— begin Recorded information —

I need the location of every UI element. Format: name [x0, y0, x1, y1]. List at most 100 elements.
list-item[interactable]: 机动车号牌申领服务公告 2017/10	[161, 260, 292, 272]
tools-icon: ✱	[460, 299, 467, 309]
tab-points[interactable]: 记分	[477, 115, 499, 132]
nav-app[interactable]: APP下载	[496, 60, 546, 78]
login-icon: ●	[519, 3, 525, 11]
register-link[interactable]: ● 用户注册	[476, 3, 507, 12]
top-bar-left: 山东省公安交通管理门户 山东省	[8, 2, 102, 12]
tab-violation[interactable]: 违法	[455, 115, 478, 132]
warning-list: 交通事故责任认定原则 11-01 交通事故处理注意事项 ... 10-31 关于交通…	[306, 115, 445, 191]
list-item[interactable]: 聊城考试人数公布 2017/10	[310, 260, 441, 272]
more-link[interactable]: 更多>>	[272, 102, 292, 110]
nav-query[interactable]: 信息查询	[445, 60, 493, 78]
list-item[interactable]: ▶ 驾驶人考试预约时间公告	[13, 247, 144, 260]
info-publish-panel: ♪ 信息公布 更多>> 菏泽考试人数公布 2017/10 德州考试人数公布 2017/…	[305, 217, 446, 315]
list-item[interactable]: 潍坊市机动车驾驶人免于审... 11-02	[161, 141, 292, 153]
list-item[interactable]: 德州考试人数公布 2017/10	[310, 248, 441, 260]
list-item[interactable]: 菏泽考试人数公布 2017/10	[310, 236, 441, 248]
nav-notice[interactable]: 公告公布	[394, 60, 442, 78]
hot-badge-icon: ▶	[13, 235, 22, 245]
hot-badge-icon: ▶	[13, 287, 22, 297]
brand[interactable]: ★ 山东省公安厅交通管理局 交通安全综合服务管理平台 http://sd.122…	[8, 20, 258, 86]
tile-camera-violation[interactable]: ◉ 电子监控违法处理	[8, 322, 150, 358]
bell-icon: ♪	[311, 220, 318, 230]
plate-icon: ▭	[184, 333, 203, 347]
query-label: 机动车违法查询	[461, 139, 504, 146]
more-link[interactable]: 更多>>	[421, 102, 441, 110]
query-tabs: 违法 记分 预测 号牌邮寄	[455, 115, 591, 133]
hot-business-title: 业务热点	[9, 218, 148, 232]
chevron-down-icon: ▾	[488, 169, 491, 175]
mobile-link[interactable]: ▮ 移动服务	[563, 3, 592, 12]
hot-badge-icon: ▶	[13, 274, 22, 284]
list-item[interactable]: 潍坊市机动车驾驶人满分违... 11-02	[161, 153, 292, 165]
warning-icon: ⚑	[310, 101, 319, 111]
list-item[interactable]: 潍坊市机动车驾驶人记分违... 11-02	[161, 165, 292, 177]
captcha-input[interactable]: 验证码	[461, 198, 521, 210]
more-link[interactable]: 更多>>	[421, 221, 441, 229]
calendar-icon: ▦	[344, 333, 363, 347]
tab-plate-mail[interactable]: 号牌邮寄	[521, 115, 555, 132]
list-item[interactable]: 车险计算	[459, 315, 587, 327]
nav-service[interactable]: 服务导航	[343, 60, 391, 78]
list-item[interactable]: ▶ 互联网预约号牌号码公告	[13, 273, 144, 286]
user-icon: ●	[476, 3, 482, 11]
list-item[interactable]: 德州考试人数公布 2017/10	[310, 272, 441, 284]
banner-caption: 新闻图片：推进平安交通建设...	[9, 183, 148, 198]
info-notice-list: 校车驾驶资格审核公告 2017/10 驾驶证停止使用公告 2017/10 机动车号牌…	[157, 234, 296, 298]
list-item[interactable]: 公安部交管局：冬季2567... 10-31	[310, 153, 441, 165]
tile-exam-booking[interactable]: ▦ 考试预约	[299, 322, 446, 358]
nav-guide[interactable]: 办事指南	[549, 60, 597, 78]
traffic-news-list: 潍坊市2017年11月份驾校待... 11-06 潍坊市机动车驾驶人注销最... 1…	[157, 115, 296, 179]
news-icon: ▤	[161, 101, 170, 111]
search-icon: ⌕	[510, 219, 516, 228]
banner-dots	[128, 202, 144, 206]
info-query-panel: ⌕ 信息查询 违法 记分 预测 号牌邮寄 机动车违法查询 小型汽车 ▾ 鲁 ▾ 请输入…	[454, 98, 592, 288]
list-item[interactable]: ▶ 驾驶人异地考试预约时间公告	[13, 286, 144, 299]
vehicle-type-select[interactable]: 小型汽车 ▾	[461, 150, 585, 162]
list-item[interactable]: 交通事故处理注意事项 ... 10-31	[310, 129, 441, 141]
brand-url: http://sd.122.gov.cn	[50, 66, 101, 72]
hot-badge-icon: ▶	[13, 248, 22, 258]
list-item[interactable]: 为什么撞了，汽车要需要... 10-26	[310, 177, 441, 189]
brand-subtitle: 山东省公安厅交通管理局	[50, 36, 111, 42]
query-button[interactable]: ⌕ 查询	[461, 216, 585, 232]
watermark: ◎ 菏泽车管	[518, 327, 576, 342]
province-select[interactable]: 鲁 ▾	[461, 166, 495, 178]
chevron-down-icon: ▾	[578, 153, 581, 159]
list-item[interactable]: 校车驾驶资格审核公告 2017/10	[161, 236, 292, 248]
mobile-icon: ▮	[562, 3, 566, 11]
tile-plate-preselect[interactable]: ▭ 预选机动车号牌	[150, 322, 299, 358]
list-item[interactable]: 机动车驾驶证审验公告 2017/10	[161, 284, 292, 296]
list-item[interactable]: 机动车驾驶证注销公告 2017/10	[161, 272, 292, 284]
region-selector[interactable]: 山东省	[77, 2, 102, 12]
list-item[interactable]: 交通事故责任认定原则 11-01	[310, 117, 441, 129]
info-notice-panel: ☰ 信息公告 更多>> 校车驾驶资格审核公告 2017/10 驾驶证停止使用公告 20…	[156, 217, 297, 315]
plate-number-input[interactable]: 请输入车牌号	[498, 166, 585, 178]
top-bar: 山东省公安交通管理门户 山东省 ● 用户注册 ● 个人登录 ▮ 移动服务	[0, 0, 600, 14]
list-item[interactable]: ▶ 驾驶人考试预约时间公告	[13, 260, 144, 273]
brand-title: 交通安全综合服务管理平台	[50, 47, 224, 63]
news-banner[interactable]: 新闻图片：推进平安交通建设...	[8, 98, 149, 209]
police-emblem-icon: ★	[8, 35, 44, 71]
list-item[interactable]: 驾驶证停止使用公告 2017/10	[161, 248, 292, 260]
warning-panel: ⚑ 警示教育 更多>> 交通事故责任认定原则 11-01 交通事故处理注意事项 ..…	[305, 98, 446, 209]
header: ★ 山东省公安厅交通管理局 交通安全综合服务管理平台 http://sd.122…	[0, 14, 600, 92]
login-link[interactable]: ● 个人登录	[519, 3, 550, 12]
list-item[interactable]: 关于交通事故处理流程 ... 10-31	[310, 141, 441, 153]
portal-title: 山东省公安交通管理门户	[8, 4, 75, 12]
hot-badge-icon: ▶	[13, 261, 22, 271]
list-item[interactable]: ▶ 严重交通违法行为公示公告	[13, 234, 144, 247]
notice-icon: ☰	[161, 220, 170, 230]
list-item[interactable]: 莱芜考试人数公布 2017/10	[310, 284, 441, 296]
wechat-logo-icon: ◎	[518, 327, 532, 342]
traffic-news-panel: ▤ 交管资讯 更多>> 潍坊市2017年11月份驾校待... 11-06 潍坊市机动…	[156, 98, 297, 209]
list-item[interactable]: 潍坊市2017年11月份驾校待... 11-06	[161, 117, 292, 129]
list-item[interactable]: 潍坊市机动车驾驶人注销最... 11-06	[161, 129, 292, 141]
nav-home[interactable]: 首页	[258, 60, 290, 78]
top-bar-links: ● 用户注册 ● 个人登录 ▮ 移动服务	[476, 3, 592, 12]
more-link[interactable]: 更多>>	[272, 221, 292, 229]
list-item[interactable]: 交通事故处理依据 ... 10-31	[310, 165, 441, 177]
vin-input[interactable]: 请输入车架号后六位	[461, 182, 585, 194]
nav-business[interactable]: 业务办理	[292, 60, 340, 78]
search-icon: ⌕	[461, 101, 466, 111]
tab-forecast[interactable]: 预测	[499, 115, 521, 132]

— end Recorded information —

## What you need to do
Format the entries as a JSON list of strings, one string per line with blank lines left out, starting with the first line of the entries and going on through the line containing "115, 478, 132]".

## Result of this exercise
[
  "I need the location of every UI element. Format: name [x0, y0, x1, y1]. List at most 100 elements.",
  "list-item[interactable]: 机动车号牌申领服务公告 2017/10\t[161, 260, 292, 272]",
  "tools-icon: ✱\t[460, 299, 467, 309]",
  "tab-points[interactable]: 记分\t[477, 115, 499, 132]",
  "nav-app[interactable]: APP下载\t[496, 60, 546, 78]",
  "login-icon: ●\t[519, 3, 525, 11]",
  "register-link[interactable]: ● 用户注册\t[476, 3, 507, 12]",
  "top-bar-left: 山东省公安交通管理门户 山东省\t[8, 2, 102, 12]",
  "tab-violation[interactable]: 违法\t[455, 115, 478, 132]"
]